The records:

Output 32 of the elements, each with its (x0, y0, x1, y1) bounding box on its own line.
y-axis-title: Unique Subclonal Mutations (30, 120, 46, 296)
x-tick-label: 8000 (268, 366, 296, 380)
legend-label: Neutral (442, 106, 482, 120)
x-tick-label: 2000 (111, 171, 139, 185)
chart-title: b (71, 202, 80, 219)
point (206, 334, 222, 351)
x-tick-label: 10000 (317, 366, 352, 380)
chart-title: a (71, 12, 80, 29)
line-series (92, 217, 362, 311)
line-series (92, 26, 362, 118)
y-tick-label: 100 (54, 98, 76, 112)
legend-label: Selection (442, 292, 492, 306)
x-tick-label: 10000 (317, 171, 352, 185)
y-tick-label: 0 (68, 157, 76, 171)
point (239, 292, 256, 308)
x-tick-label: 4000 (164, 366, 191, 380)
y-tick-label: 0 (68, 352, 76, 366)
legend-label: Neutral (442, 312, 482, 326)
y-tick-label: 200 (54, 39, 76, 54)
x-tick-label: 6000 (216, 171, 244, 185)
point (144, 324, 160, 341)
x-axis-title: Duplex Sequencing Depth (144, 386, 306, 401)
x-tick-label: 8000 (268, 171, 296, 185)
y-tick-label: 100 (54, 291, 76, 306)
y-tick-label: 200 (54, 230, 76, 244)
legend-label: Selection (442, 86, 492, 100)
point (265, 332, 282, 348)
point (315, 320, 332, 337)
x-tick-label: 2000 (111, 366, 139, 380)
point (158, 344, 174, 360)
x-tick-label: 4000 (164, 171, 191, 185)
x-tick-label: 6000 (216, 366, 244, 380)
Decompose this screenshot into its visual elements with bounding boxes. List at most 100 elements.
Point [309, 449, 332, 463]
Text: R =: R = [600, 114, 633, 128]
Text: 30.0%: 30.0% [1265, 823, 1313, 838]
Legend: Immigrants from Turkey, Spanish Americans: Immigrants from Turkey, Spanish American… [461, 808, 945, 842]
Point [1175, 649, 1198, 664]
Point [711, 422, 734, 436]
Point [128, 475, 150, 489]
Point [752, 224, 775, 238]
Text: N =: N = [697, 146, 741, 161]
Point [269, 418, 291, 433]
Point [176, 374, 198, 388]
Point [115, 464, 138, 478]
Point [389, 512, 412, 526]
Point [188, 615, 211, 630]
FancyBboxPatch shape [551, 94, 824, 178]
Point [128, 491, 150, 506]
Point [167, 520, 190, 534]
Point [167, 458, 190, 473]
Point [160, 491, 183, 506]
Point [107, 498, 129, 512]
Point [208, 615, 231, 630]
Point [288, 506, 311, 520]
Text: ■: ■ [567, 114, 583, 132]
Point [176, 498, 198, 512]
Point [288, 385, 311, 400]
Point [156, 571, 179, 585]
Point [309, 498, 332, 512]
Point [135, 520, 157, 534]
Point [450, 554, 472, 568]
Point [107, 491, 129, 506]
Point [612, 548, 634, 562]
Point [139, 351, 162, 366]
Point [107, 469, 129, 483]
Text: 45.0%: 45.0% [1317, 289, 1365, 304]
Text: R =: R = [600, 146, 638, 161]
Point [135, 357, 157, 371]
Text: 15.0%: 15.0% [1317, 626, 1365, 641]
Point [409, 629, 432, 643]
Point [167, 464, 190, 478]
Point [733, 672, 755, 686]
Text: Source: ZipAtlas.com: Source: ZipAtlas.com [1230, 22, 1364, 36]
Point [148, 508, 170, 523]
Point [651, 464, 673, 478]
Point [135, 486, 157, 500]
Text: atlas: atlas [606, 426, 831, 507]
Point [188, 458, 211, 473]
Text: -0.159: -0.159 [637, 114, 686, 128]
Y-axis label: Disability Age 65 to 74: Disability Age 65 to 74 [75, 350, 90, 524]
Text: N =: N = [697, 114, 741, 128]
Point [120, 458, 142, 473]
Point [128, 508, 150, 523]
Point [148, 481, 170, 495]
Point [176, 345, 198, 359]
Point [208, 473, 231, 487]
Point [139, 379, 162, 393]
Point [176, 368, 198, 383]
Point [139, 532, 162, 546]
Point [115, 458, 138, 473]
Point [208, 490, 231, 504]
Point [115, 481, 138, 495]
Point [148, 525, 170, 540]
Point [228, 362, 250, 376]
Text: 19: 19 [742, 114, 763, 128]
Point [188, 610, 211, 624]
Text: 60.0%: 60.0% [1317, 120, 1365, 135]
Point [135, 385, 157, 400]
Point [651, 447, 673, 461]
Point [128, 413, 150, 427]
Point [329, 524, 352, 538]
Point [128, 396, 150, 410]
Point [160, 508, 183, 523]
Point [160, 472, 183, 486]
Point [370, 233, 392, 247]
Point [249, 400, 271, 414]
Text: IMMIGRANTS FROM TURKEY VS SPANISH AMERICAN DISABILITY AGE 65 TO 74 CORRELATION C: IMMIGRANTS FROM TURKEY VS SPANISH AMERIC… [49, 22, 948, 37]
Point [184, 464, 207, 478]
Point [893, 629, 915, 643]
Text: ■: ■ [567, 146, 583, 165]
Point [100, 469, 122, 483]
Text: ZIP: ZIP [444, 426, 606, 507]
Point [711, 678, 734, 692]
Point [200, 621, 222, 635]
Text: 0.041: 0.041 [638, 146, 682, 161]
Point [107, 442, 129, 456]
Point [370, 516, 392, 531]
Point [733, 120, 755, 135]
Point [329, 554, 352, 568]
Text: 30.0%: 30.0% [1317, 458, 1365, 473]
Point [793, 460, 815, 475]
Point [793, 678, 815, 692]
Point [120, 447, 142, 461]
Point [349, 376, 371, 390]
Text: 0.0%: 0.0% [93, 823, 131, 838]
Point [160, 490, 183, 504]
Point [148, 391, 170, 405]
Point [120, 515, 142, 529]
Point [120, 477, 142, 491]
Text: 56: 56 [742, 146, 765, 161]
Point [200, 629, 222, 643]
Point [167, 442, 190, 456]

What is required: Lay out the lines from the first one through the line containing "Text: 30.0%: 30.0% [1265, 823, 1313, 838]", inclusive, as a Markdown table. Use a "No." column for the row number and a "Line" column for the line itself, and skip any blank lines.

Solution to the exercise:
| No. | Line |
|---|---|
| 1 | Output 32 of the elements, each with its (x0, y0, x1, y1) bounding box on its own line. |
| 2 | y-axis-title: Unique Subclonal Mutations (30, 120, 46, 296) |
| 3 | x-tick-label: 8000 (268, 366, 296, 380) |
| 4 | legend-label: Neutral (442, 106, 482, 120) |
| 5 | x-tick-label: 2000 (111, 171, 139, 185) |
| 6 | chart-title: b (71, 202, 80, 219) |
| 7 | point (206, 334, 222, 351) |
| 8 | x-tick-label: 10000 (317, 366, 352, 380) |
| 9 | chart-title: a (71, 12, 80, 29) |
| 10 | line-series (92, 217, 362, 311) |
| 11 | line-series (92, 26, 362, 118) |
| 12 | y-tick-label: 100 (54, 98, 76, 112) |
| 13 | legend-label: Selection (442, 292, 492, 306) |
| 14 | x-tick-label: 10000 (317, 171, 352, 185) |
| 15 | y-tick-label: 0 (68, 157, 76, 171) |
| 16 | point (239, 292, 256, 308) |
| 17 | x-tick-label: 4000 (164, 366, 191, 380) |
| 18 | y-tick-label: 0 (68, 352, 76, 366) |
| 19 | legend-label: Neutral (442, 312, 482, 326) |
| 20 | y-tick-label: 200 (54, 39, 76, 54) |
| 21 | x-tick-label: 6000 (216, 171, 244, 185) |
| 22 | point (144, 324, 160, 341) |
| 23 | x-axis-title: Duplex Sequencing Depth (144, 386, 306, 401) |
| 24 | x-tick-label: 8000 (268, 171, 296, 185) |
| 25 | y-tick-label: 100 (54, 291, 76, 306) |
| 26 | y-tick-label: 200 (54, 230, 76, 244) |
| 27 | legend-label: Selection (442, 86, 492, 100) |
| 28 | point (265, 332, 282, 348) |
| 29 | point (315, 320, 332, 337) |
| 30 | x-tick-label: 2000 (111, 366, 139, 380) |
| 31 | point (158, 344, 174, 360) |
| 32 | x-tick-label: 4000 (164, 171, 191, 185) |
| 33 | x-tick-label: 6000 (216, 366, 244, 380) |
| 34 | Decompose this screenshot into its visual elements with bounding boxes. List at most 100 elements. |
| 35 | Point [309, 449, 332, 463] |
| 36 | Text: R =: R = [600, 114, 633, 128] |
| 37 | Text: 30.0%: 30.0% [1265, 823, 1313, 838] |